## REQUIRED WORK
Read the lines below and count those that have the word "HEATH". Respond with the number only.

[START OF TASK DATA]

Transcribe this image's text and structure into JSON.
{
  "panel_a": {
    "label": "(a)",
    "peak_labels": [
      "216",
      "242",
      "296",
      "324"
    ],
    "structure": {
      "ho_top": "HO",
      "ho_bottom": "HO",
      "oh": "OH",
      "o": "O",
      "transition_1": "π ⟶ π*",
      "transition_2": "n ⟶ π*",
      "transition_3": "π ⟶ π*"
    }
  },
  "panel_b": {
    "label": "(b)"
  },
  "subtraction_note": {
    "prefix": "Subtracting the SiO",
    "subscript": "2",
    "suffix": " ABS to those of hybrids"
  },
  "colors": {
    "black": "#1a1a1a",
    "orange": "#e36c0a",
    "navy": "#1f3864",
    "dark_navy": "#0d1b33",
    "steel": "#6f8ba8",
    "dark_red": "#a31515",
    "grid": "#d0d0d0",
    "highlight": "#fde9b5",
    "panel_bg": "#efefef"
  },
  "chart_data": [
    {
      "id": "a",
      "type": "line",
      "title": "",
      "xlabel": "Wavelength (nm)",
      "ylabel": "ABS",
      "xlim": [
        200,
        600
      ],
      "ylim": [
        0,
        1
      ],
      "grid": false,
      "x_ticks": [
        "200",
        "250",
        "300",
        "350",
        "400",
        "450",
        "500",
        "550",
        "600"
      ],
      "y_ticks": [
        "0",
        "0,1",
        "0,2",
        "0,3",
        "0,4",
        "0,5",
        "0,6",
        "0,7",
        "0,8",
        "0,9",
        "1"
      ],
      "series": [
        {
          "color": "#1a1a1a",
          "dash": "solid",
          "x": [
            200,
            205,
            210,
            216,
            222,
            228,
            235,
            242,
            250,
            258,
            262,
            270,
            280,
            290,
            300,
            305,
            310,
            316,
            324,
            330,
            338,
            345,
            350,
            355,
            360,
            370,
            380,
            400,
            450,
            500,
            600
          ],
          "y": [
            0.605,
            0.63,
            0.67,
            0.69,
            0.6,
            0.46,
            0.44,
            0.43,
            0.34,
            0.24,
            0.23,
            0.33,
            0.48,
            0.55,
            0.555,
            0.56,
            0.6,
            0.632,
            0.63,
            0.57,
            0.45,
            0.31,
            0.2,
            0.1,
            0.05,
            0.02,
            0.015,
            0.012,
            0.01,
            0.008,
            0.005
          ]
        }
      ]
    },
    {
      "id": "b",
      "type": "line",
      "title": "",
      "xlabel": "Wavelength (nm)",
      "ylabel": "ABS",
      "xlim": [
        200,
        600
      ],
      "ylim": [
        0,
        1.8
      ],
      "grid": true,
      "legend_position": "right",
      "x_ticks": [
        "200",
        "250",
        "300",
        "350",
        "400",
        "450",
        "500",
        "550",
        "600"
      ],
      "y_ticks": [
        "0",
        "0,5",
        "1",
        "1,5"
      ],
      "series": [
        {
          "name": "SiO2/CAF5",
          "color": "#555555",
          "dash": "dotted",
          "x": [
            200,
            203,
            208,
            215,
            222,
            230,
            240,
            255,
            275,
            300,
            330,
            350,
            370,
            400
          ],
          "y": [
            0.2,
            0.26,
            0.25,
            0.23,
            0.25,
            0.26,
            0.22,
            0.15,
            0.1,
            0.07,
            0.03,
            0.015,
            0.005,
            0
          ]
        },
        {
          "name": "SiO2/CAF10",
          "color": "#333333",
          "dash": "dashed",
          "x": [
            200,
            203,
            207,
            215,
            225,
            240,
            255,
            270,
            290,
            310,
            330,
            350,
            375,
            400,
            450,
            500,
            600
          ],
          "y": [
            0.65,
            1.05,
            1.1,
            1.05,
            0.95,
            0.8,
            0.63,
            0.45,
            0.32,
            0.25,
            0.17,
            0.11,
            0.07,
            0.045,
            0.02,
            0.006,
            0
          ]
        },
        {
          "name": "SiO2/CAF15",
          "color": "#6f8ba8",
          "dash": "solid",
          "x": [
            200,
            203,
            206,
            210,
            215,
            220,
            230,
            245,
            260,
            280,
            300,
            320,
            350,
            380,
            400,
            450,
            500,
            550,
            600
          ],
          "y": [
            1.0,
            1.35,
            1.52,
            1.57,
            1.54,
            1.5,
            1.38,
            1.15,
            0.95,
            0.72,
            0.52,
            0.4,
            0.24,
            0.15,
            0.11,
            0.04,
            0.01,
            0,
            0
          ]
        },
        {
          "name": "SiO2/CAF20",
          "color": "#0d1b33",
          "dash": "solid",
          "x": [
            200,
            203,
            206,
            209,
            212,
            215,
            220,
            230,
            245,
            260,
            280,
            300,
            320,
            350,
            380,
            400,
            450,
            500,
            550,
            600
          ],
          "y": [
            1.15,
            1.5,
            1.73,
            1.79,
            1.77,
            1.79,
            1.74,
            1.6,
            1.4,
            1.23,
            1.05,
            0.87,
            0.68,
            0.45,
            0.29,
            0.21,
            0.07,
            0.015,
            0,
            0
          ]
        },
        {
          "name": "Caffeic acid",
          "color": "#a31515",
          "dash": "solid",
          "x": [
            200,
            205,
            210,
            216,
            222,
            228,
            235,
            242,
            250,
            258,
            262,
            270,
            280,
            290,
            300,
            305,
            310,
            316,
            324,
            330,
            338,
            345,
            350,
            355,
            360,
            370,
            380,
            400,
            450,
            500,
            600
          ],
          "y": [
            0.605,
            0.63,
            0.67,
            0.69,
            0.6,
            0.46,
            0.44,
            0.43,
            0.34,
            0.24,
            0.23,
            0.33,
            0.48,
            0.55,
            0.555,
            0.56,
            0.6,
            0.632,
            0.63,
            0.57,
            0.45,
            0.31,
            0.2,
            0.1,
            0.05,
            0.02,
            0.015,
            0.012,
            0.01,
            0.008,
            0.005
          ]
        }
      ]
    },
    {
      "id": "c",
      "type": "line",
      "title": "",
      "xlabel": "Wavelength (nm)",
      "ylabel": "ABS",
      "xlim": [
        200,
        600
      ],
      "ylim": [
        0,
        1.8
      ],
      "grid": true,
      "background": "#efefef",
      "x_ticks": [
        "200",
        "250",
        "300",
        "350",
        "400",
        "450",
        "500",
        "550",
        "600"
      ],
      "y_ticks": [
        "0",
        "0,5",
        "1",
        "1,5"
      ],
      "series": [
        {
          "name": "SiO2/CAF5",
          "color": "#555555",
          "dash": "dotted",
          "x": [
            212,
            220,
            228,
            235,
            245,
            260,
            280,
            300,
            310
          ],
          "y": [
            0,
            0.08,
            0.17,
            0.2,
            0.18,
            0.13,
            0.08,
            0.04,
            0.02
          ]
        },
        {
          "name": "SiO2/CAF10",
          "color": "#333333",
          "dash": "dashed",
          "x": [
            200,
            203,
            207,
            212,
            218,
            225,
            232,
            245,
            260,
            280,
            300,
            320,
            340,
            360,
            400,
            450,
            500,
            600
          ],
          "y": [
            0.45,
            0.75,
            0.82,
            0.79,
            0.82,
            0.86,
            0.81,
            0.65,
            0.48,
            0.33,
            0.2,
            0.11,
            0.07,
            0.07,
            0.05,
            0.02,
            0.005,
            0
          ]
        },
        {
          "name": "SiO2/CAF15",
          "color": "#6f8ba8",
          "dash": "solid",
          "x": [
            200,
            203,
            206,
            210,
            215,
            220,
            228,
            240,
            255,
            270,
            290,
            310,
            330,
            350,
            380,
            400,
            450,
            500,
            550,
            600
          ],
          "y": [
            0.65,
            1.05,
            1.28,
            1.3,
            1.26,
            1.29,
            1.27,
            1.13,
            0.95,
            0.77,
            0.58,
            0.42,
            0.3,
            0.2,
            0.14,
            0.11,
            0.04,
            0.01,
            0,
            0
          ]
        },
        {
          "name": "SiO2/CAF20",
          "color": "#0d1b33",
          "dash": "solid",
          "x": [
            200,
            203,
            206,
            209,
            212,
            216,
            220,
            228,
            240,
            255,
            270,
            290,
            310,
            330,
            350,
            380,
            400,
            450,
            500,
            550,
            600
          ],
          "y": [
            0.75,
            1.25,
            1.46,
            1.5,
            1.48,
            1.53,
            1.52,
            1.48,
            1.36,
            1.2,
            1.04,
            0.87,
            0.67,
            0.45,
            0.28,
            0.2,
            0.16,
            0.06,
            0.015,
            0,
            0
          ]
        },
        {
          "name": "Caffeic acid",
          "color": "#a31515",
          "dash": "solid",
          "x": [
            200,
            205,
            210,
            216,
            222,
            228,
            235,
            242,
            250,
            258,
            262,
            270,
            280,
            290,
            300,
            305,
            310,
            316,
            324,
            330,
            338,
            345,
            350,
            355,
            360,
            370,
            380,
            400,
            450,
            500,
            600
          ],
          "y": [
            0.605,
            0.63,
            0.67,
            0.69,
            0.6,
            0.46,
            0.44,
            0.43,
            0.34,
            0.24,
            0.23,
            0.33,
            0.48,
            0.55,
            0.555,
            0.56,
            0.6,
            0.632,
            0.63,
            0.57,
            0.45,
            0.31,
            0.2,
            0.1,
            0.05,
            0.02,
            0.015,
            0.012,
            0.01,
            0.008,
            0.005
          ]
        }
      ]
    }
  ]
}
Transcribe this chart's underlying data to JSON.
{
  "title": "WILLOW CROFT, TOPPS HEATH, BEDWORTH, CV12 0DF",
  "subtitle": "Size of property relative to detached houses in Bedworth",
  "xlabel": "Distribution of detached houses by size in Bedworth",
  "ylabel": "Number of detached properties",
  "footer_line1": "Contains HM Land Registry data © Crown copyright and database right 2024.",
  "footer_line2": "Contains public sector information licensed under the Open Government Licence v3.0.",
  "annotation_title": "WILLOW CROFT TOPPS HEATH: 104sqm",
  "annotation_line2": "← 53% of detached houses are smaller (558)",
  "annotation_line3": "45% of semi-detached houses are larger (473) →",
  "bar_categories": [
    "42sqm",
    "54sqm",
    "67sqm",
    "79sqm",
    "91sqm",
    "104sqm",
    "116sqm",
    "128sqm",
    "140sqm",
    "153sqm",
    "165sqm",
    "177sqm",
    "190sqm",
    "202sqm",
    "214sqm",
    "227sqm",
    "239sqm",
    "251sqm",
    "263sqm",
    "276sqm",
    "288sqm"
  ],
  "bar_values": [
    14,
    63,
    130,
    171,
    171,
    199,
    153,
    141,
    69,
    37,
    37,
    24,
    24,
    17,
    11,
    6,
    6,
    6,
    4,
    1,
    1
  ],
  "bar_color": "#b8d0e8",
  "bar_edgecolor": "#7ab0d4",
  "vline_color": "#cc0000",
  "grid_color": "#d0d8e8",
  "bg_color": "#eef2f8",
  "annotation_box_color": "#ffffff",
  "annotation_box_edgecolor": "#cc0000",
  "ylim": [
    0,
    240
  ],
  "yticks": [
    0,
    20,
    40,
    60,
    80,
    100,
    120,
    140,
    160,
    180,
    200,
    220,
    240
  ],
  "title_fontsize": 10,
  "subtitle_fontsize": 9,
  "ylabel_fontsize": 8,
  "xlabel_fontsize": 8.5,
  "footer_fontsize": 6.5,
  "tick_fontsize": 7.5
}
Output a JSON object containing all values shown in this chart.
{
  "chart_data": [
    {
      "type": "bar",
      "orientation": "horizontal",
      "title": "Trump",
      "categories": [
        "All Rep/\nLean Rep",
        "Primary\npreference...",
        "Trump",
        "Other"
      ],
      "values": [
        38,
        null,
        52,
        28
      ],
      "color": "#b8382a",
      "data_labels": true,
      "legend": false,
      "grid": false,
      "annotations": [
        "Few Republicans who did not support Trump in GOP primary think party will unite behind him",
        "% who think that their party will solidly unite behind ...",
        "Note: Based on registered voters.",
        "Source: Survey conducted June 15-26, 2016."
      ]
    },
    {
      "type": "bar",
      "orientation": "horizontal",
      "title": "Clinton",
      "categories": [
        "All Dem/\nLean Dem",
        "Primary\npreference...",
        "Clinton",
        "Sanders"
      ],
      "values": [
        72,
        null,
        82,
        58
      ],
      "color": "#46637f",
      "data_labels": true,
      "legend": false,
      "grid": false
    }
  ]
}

[END OF TASK DATA]

## IN RESPONSE
2